## AIM OF THE EXERCISE
The listing below should be written out exactly; please include all of it.

## ENTRIES SHOWN
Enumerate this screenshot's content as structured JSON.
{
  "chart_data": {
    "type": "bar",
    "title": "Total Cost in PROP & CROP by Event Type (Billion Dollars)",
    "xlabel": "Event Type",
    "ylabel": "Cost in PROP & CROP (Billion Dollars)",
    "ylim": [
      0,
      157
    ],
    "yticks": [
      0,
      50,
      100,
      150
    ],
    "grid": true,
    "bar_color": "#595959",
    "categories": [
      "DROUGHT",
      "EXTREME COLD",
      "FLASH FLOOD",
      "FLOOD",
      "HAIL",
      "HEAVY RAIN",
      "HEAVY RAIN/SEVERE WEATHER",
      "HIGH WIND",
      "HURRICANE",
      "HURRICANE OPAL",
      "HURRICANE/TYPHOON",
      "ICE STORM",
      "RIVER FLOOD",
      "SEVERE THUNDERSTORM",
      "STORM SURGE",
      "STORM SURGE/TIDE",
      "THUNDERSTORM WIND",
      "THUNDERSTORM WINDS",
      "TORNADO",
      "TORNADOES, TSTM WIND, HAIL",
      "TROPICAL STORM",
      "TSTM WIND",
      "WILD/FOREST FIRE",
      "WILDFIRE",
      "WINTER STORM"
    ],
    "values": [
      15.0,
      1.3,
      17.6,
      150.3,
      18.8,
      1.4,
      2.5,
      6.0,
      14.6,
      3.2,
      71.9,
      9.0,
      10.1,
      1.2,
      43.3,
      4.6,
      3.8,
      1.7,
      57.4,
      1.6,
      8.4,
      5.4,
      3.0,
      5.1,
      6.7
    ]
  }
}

## TASK RESULT
Enumerate this screenshot's content as structured JSON.
{
  "chart_data": {
    "type": "bar",
    "title": "Total Cost in PROP & CROP by Event Type (Billion Dollars)",
    "xlabel": "Event Type",
    "ylabel": "Cost in PROP & CROP (Billion Dollars)",
    "ylim": [
      0,
      157
    ],
    "yticks": [
      0,
      50,
      100,
      150
    ],
    "grid": true,
    "bar_color": "#595959",
    "categories": [
      "DROUGHT",
      "EXTREME COLD",
      "FLASH FLOOD",
      "FLOOD",
      "HAIL",
      "HEAVY RAIN",
      "HEAVY RAIN/SEVERE WEATHER",
      "HIGH WIND",
      "HURRICANE",
      "HURRICANE OPAL",
      "HURRICANE/TYPHOON",
      "ICE STORM",
      "RIVER FLOOD",
      "SEVERE THUNDERSTORM",
      "STORM SURGE",
      "STORM SURGE/TIDE",
      "THUNDERSTORM WIND",
      "THUNDERSTORM WINDS",
      "TORNADO",
      "TORNADOES, TSTM WIND, HAIL",
      "TROPICAL STORM",
      "TSTM WIND",
      "WILD/FOREST FIRE",
      "WILDFIRE",
      "WINTER STORM"
    ],
    "values": [
      15.0,
      1.3,
      17.6,
      150.3,
      18.8,
      1.4,
      2.5,
      6.0,
      14.6,
      3.2,
      71.9,
      9.0,
      10.1,
      1.2,
      43.3,
      4.6,
      3.8,
      1.7,
      57.4,
      1.6,
      8.4,
      5.4,
      3.0,
      5.1,
      6.7
    ]
  }
}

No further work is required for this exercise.